• What the exercise asks: Exclude the pictures and reproduce the remaining data exactly as written.

• Supplied entries:

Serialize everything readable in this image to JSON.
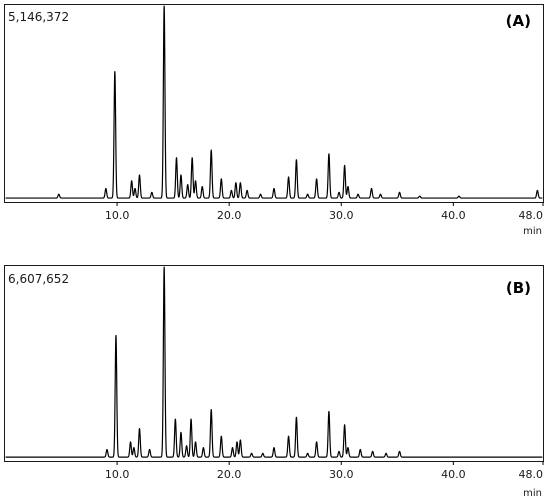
{
  "chart_data": [
    {
      "type": "line",
      "panel_label": "(A)",
      "max_intensity_label": "5,146,372",
      "xlabel": "min",
      "xlim": [
        0,
        48.0
      ],
      "ylim": [
        0,
        5146372
      ],
      "x_ticks": [
        10.0,
        20.0,
        30.0,
        40.0,
        48.0
      ],
      "x_tick_labels": [
        "10.0",
        "20.0",
        "30.0",
        "40.0",
        "48.0"
      ],
      "grid": false,
      "color": "#000000",
      "baseline_fraction": 0.02,
      "peaks": [
        {
          "rt": 4.8,
          "rel": 0.02
        },
        {
          "rt": 9.0,
          "rel": 0.05
        },
        {
          "rt": 9.8,
          "rel": 0.66
        },
        {
          "rt": 11.3,
          "rel": 0.09
        },
        {
          "rt": 11.6,
          "rel": 0.05
        },
        {
          "rt": 12.0,
          "rel": 0.12
        },
        {
          "rt": 13.1,
          "rel": 0.03
        },
        {
          "rt": 14.2,
          "rel": 1.0
        },
        {
          "rt": 15.3,
          "rel": 0.21
        },
        {
          "rt": 15.7,
          "rel": 0.12
        },
        {
          "rt": 16.3,
          "rel": 0.07
        },
        {
          "rt": 16.7,
          "rel": 0.21
        },
        {
          "rt": 17.0,
          "rel": 0.09
        },
        {
          "rt": 17.6,
          "rel": 0.06
        },
        {
          "rt": 18.4,
          "rel": 0.25
        },
        {
          "rt": 19.3,
          "rel": 0.1
        },
        {
          "rt": 20.2,
          "rel": 0.04
        },
        {
          "rt": 20.6,
          "rel": 0.08
        },
        {
          "rt": 21.0,
          "rel": 0.08
        },
        {
          "rt": 21.6,
          "rel": 0.04
        },
        {
          "rt": 22.8,
          "rel": 0.02
        },
        {
          "rt": 24.0,
          "rel": 0.05
        },
        {
          "rt": 25.3,
          "rel": 0.11
        },
        {
          "rt": 26.0,
          "rel": 0.2
        },
        {
          "rt": 27.0,
          "rel": 0.02
        },
        {
          "rt": 27.8,
          "rel": 0.1
        },
        {
          "rt": 28.9,
          "rel": 0.23
        },
        {
          "rt": 29.8,
          "rel": 0.03
        },
        {
          "rt": 30.3,
          "rel": 0.17
        },
        {
          "rt": 30.6,
          "rel": 0.06
        },
        {
          "rt": 31.5,
          "rel": 0.02
        },
        {
          "rt": 32.7,
          "rel": 0.05
        },
        {
          "rt": 33.5,
          "rel": 0.02
        },
        {
          "rt": 35.2,
          "rel": 0.03
        },
        {
          "rt": 37.0,
          "rel": 0.01
        },
        {
          "rt": 40.5,
          "rel": 0.01
        },
        {
          "rt": 47.5,
          "rel": 0.04
        }
      ]
    },
    {
      "type": "line",
      "panel_label": "(B)",
      "max_intensity_label": "6,607,652",
      "xlabel": "min",
      "xlim": [
        0,
        48.0
      ],
      "ylim": [
        0,
        6607652
      ],
      "x_ticks": [
        10.0,
        20.0,
        30.0,
        40.0,
        48.0
      ],
      "x_tick_labels": [
        "10.0",
        "20.0",
        "30.0",
        "40.0",
        "48.0"
      ],
      "grid": false,
      "color": "#000000",
      "baseline_fraction": 0.02,
      "peaks": [
        {
          "rt": 9.1,
          "rel": 0.04
        },
        {
          "rt": 9.9,
          "rel": 0.64
        },
        {
          "rt": 11.2,
          "rel": 0.08
        },
        {
          "rt": 11.5,
          "rel": 0.05
        },
        {
          "rt": 12.0,
          "rel": 0.15
        },
        {
          "rt": 12.9,
          "rel": 0.04
        },
        {
          "rt": 14.2,
          "rel": 1.0
        },
        {
          "rt": 15.2,
          "rel": 0.2
        },
        {
          "rt": 15.7,
          "rel": 0.13
        },
        {
          "rt": 16.2,
          "rel": 0.06
        },
        {
          "rt": 16.6,
          "rel": 0.2
        },
        {
          "rt": 17.0,
          "rel": 0.08
        },
        {
          "rt": 17.7,
          "rel": 0.05
        },
        {
          "rt": 18.4,
          "rel": 0.25
        },
        {
          "rt": 19.3,
          "rel": 0.11
        },
        {
          "rt": 20.3,
          "rel": 0.05
        },
        {
          "rt": 20.7,
          "rel": 0.08
        },
        {
          "rt": 21.0,
          "rel": 0.09
        },
        {
          "rt": 22.0,
          "rel": 0.02
        },
        {
          "rt": 23.0,
          "rel": 0.02
        },
        {
          "rt": 24.0,
          "rel": 0.05
        },
        {
          "rt": 25.3,
          "rel": 0.11
        },
        {
          "rt": 26.0,
          "rel": 0.21
        },
        {
          "rt": 27.0,
          "rel": 0.02
        },
        {
          "rt": 27.8,
          "rel": 0.08
        },
        {
          "rt": 28.9,
          "rel": 0.24
        },
        {
          "rt": 29.8,
          "rel": 0.03
        },
        {
          "rt": 30.3,
          "rel": 0.17
        },
        {
          "rt": 30.6,
          "rel": 0.05
        },
        {
          "rt": 31.7,
          "rel": 0.04
        },
        {
          "rt": 32.8,
          "rel": 0.03
        },
        {
          "rt": 34.0,
          "rel": 0.02
        },
        {
          "rt": 35.2,
          "rel": 0.03
        }
      ]
    }
  ]
}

• Completed exercise:
Serialize everything readable in this image to JSON.
{
  "chart_data": [
    {
      "type": "line",
      "panel_label": "(A)",
      "max_intensity_label": "5,146,372",
      "xlabel": "min",
      "xlim": [
        0,
        48.0
      ],
      "ylim": [
        0,
        5146372
      ],
      "x_ticks": [
        10.0,
        20.0,
        30.0,
        40.0,
        48.0
      ],
      "x_tick_labels": [
        "10.0",
        "20.0",
        "30.0",
        "40.0",
        "48.0"
      ],
      "grid": false,
      "color": "#000000",
      "baseline_fraction": 0.02,
      "peaks": [
        {
          "rt": 4.8,
          "rel": 0.02
        },
        {
          "rt": 9.0,
          "rel": 0.05
        },
        {
          "rt": 9.8,
          "rel": 0.66
        },
        {
          "rt": 11.3,
          "rel": 0.09
        },
        {
          "rt": 11.6,
          "rel": 0.05
        },
        {
          "rt": 12.0,
          "rel": 0.12
        },
        {
          "rt": 13.1,
          "rel": 0.03
        },
        {
          "rt": 14.2,
          "rel": 1.0
        },
        {
          "rt": 15.3,
          "rel": 0.21
        },
        {
          "rt": 15.7,
          "rel": 0.12
        },
        {
          "rt": 16.3,
          "rel": 0.07
        },
        {
          "rt": 16.7,
          "rel": 0.21
        },
        {
          "rt": 17.0,
          "rel": 0.09
        },
        {
          "rt": 17.6,
          "rel": 0.06
        },
        {
          "rt": 18.4,
          "rel": 0.25
        },
        {
          "rt": 19.3,
          "rel": 0.1
        },
        {
          "rt": 20.2,
          "rel": 0.04
        },
        {
          "rt": 20.6,
          "rel": 0.08
        },
        {
          "rt": 21.0,
          "rel": 0.08
        },
        {
          "rt": 21.6,
          "rel": 0.04
        },
        {
          "rt": 22.8,
          "rel": 0.02
        },
        {
          "rt": 24.0,
          "rel": 0.05
        },
        {
          "rt": 25.3,
          "rel": 0.11
        },
        {
          "rt": 26.0,
          "rel": 0.2
        },
        {
          "rt": 27.0,
          "rel": 0.02
        },
        {
          "rt": 27.8,
          "rel": 0.1
        },
        {
          "rt": 28.9,
          "rel": 0.23
        },
        {
          "rt": 29.8,
          "rel": 0.03
        },
        {
          "rt": 30.3,
          "rel": 0.17
        },
        {
          "rt": 30.6,
          "rel": 0.06
        },
        {
          "rt": 31.5,
          "rel": 0.02
        },
        {
          "rt": 32.7,
          "rel": 0.05
        },
        {
          "rt": 33.5,
          "rel": 0.02
        },
        {
          "rt": 35.2,
          "rel": 0.03
        },
        {
          "rt": 37.0,
          "rel": 0.01
        },
        {
          "rt": 40.5,
          "rel": 0.01
        },
        {
          "rt": 47.5,
          "rel": 0.04
        }
      ]
    },
    {
      "type": "line",
      "panel_label": "(B)",
      "max_intensity_label": "6,607,652",
      "xlabel": "min",
      "xlim": [
        0,
        48.0
      ],
      "ylim": [
        0,
        6607652
      ],
      "x_ticks": [
        10.0,
        20.0,
        30.0,
        40.0,
        48.0
      ],
      "x_tick_labels": [
        "10.0",
        "20.0",
        "30.0",
        "40.0",
        "48.0"
      ],
      "grid": false,
      "color": "#000000",
      "baseline_fraction": 0.02,
      "peaks": [
        {
          "rt": 9.1,
          "rel": 0.04
        },
        {
          "rt": 9.9,
          "rel": 0.64
        },
        {
          "rt": 11.2,
          "rel": 0.08
        },
        {
          "rt": 11.5,
          "rel": 0.05
        },
        {
          "rt": 12.0,
          "rel": 0.15
        },
        {
          "rt": 12.9,
          "rel": 0.04
        },
        {
          "rt": 14.2,
          "rel": 1.0
        },
        {
          "rt": 15.2,
          "rel": 0.2
        },
        {
          "rt": 15.7,
          "rel": 0.13
        },
        {
          "rt": 16.2,
          "rel": 0.06
        },
        {
          "rt": 16.6,
          "rel": 0.2
        },
        {
          "rt": 17.0,
          "rel": 0.08
        },
        {
          "rt": 17.7,
          "rel": 0.05
        },
        {
          "rt": 18.4,
          "rel": 0.25
        },
        {
          "rt": 19.3,
          "rel": 0.11
        },
        {
          "rt": 20.3,
          "rel": 0.05
        },
        {
          "rt": 20.7,
          "rel": 0.08
        },
        {
          "rt": 21.0,
          "rel": 0.09
        },
        {
          "rt": 22.0,
          "rel": 0.02
        },
        {
          "rt": 23.0,
          "rel": 0.02
        },
        {
          "rt": 24.0,
          "rel": 0.05
        },
        {
          "rt": 25.3,
          "rel": 0.11
        },
        {
          "rt": 26.0,
          "rel": 0.21
        },
        {
          "rt": 27.0,
          "rel": 0.02
        },
        {
          "rt": 27.8,
          "rel": 0.08
        },
        {
          "rt": 28.9,
          "rel": 0.24
        },
        {
          "rt": 29.8,
          "rel": 0.03
        },
        {
          "rt": 30.3,
          "rel": 0.17
        },
        {
          "rt": 30.6,
          "rel": 0.05
        },
        {
          "rt": 31.7,
          "rel": 0.04
        },
        {
          "rt": 32.8,
          "rel": 0.03
        },
        {
          "rt": 34.0,
          "rel": 0.02
        },
        {
          "rt": 35.2,
          "rel": 0.03
        }
      ]
    }
  ]
}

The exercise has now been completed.